Set task: Return the lines where the word "faudra" occurs.

##### Information supplied #####

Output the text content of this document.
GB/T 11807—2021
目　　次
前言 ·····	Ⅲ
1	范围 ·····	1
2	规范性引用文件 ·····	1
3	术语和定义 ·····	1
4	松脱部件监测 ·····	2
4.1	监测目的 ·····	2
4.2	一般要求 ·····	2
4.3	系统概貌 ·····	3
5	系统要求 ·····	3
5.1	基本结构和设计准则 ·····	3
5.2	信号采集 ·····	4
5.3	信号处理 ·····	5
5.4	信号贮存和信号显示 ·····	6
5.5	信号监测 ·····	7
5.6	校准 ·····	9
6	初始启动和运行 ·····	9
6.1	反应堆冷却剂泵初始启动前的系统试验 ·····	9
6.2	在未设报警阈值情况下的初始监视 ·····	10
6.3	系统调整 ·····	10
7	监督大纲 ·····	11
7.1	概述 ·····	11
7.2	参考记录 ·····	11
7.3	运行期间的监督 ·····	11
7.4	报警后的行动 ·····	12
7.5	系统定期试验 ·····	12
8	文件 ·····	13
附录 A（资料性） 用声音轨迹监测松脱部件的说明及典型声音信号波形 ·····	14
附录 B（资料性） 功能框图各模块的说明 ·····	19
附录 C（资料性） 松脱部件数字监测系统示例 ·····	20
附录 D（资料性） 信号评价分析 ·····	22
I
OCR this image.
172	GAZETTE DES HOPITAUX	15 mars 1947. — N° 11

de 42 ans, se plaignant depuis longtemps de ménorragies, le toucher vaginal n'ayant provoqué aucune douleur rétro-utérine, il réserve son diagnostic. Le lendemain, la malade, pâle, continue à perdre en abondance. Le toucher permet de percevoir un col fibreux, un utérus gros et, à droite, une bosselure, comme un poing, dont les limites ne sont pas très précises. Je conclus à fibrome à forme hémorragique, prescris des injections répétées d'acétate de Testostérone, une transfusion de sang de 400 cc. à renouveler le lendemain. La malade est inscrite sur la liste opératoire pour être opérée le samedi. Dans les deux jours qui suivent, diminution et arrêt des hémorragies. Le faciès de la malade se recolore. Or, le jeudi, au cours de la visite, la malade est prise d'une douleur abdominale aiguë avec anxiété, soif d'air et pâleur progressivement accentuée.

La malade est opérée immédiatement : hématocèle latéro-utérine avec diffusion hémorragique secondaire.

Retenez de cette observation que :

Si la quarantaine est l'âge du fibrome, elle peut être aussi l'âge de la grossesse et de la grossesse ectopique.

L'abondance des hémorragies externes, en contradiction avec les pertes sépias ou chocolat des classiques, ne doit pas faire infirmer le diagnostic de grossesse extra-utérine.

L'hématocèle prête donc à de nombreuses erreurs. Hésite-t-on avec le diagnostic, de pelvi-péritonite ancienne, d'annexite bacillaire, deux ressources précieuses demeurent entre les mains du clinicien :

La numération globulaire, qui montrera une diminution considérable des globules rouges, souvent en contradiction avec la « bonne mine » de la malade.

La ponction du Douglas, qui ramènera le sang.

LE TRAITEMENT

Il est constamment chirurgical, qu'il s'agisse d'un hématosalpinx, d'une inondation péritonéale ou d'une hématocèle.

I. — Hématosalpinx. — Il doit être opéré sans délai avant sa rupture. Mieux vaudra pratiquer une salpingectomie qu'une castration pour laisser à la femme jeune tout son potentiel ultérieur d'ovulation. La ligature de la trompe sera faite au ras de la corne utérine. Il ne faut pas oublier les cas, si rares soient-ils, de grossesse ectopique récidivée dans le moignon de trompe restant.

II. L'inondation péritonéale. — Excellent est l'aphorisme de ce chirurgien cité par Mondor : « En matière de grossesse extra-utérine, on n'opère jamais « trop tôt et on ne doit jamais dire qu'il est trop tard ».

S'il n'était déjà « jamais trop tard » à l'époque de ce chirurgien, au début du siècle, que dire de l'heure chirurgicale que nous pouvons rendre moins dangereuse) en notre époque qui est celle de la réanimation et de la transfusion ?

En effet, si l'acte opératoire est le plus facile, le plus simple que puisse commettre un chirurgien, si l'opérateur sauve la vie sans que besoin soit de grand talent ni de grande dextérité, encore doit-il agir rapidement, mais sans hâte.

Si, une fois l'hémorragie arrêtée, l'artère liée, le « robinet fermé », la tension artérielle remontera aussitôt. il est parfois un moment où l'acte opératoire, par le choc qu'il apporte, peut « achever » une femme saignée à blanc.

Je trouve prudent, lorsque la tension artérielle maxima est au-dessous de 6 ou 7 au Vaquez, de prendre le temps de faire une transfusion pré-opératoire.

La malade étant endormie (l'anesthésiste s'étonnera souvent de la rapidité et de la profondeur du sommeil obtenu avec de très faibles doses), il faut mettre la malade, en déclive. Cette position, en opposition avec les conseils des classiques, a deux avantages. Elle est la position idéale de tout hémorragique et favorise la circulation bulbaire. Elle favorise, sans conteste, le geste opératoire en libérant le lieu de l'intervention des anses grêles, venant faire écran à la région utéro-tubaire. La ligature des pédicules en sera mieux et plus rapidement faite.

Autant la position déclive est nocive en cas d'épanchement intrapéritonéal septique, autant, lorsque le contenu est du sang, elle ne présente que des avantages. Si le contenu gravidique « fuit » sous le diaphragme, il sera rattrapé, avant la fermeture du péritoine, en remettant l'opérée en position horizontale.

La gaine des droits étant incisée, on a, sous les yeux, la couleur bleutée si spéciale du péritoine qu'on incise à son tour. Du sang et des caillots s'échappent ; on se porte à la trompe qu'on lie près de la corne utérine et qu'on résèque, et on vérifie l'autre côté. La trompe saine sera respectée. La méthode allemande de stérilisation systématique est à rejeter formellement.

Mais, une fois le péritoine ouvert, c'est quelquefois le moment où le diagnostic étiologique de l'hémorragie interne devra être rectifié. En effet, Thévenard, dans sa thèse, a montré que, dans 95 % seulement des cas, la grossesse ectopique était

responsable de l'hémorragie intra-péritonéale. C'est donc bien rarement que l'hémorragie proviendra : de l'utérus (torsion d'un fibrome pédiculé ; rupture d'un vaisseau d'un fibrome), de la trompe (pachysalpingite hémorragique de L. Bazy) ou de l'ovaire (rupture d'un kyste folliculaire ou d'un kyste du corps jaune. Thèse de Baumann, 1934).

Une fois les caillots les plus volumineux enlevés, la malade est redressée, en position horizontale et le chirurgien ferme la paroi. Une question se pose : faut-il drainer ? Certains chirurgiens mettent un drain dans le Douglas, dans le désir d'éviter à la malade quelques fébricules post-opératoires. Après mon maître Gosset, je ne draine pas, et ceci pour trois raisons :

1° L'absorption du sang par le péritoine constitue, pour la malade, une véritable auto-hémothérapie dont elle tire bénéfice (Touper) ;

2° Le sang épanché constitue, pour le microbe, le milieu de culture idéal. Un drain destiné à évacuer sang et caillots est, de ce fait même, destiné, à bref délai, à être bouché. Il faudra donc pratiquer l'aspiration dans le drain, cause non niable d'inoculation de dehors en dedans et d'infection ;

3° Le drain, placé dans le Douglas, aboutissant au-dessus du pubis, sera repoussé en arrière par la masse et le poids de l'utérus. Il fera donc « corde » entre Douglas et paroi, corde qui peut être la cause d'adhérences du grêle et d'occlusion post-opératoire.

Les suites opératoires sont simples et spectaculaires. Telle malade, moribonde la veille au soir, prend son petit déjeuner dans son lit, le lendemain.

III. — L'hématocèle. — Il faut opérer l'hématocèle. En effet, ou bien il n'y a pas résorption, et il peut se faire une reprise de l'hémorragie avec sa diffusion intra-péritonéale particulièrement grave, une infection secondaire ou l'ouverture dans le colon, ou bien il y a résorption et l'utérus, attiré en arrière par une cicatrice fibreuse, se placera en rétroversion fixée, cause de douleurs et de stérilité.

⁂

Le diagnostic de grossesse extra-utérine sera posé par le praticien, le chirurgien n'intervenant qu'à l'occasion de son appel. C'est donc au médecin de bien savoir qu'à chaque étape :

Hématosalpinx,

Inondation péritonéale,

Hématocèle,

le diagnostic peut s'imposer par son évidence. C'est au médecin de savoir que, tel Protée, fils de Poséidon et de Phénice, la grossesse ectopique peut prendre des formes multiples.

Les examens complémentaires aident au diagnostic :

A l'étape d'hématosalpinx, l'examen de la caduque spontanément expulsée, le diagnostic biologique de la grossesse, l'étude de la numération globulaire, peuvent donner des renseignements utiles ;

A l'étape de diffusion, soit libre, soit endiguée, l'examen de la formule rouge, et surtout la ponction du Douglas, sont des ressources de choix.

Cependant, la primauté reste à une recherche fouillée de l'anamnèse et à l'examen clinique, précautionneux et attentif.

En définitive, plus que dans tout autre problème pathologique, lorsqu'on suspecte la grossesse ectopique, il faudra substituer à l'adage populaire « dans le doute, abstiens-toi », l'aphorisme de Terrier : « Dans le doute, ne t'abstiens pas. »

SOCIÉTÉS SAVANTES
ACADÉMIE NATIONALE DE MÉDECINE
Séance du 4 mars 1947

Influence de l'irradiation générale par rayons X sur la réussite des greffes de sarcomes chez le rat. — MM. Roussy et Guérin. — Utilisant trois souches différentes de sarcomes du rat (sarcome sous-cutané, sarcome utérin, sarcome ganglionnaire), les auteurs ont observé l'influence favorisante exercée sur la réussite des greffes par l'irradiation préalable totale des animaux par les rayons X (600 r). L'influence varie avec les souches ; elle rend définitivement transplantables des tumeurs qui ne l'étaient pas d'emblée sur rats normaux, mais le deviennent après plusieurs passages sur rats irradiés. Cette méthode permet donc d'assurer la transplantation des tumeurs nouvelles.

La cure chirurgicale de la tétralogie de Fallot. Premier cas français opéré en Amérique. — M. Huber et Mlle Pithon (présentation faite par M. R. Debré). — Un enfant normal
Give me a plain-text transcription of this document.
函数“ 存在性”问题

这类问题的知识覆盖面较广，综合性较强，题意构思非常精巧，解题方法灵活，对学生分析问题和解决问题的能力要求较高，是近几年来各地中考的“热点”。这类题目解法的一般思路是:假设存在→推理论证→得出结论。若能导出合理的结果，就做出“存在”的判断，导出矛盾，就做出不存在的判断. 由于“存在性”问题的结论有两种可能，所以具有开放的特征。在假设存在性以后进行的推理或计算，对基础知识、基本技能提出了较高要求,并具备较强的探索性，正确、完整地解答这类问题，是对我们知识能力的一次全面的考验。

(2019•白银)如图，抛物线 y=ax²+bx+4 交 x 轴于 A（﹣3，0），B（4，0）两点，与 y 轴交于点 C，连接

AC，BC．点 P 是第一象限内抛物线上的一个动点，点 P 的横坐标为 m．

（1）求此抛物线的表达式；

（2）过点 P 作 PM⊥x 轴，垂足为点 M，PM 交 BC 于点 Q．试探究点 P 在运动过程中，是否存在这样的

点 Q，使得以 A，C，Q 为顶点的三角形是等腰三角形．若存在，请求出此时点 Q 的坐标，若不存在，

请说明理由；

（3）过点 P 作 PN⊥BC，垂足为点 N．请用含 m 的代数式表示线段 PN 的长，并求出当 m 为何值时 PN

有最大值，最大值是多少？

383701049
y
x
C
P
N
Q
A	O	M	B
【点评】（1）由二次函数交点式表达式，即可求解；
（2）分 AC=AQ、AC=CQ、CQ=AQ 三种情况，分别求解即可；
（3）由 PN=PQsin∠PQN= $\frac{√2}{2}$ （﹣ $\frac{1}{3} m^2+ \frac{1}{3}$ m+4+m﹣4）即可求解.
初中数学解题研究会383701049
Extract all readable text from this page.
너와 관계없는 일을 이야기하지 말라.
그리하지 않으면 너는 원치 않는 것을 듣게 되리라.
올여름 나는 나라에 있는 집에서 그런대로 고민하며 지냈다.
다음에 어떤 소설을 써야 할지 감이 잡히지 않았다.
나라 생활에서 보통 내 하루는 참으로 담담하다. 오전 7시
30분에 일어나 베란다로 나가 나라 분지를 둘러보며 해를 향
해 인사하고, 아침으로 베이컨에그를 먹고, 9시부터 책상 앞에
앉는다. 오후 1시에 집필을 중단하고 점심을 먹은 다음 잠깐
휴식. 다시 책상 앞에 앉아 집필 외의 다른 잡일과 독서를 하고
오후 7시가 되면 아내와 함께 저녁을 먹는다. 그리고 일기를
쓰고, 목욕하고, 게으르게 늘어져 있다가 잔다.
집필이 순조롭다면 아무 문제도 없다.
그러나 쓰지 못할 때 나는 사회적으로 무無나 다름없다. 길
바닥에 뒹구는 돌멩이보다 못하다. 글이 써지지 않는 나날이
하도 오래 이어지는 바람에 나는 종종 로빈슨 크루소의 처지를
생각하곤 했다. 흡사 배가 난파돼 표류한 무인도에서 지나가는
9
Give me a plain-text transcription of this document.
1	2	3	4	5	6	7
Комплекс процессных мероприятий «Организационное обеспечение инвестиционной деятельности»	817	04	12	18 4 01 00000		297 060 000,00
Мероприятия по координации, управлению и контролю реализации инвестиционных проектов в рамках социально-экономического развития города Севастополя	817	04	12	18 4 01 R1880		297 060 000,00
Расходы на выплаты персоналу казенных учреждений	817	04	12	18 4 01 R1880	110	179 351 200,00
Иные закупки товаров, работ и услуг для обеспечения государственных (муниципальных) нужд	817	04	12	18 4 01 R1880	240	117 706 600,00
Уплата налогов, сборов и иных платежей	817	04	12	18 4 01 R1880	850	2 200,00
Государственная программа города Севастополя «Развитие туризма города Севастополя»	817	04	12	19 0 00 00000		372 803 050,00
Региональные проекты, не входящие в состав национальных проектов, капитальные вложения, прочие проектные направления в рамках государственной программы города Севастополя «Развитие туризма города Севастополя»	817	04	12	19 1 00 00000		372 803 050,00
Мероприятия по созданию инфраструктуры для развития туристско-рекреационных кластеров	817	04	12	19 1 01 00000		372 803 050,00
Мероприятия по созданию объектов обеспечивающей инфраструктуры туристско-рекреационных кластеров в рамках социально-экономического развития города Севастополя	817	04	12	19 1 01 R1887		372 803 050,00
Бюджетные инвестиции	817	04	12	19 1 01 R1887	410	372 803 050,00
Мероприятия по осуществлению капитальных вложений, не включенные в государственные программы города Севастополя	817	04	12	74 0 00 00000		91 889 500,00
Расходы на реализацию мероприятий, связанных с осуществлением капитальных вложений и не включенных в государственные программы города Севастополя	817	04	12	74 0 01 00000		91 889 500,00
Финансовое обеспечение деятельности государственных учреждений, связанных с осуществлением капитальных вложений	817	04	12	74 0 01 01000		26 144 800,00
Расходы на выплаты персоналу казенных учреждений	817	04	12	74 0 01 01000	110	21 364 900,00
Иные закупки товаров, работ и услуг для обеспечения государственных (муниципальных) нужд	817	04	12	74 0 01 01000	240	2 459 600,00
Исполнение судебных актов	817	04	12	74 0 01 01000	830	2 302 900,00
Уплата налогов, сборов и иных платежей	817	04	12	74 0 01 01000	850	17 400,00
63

#####

Correct output:
2° Le sang épanché constitue, pour le microbe, le milieu de culture idéal. Un drain destiné à évacuer sang et caillots est, de ce fait même, destiné, à bref délai, à être bouché. Il faudra donc pratiquer l'aspiration dans le drain, cause non niable d'inoculation de dehors en dedans et d'infection ;
En définitive, plus que dans tout autre problème pathologique, lorsqu'on suspecte la grossesse ectopique, il faudra substituer à l'adage populaire « dans le doute, abstiens-toi », l'aphorisme de Terrier : « Dans le doute, ne t'abstiens pas. »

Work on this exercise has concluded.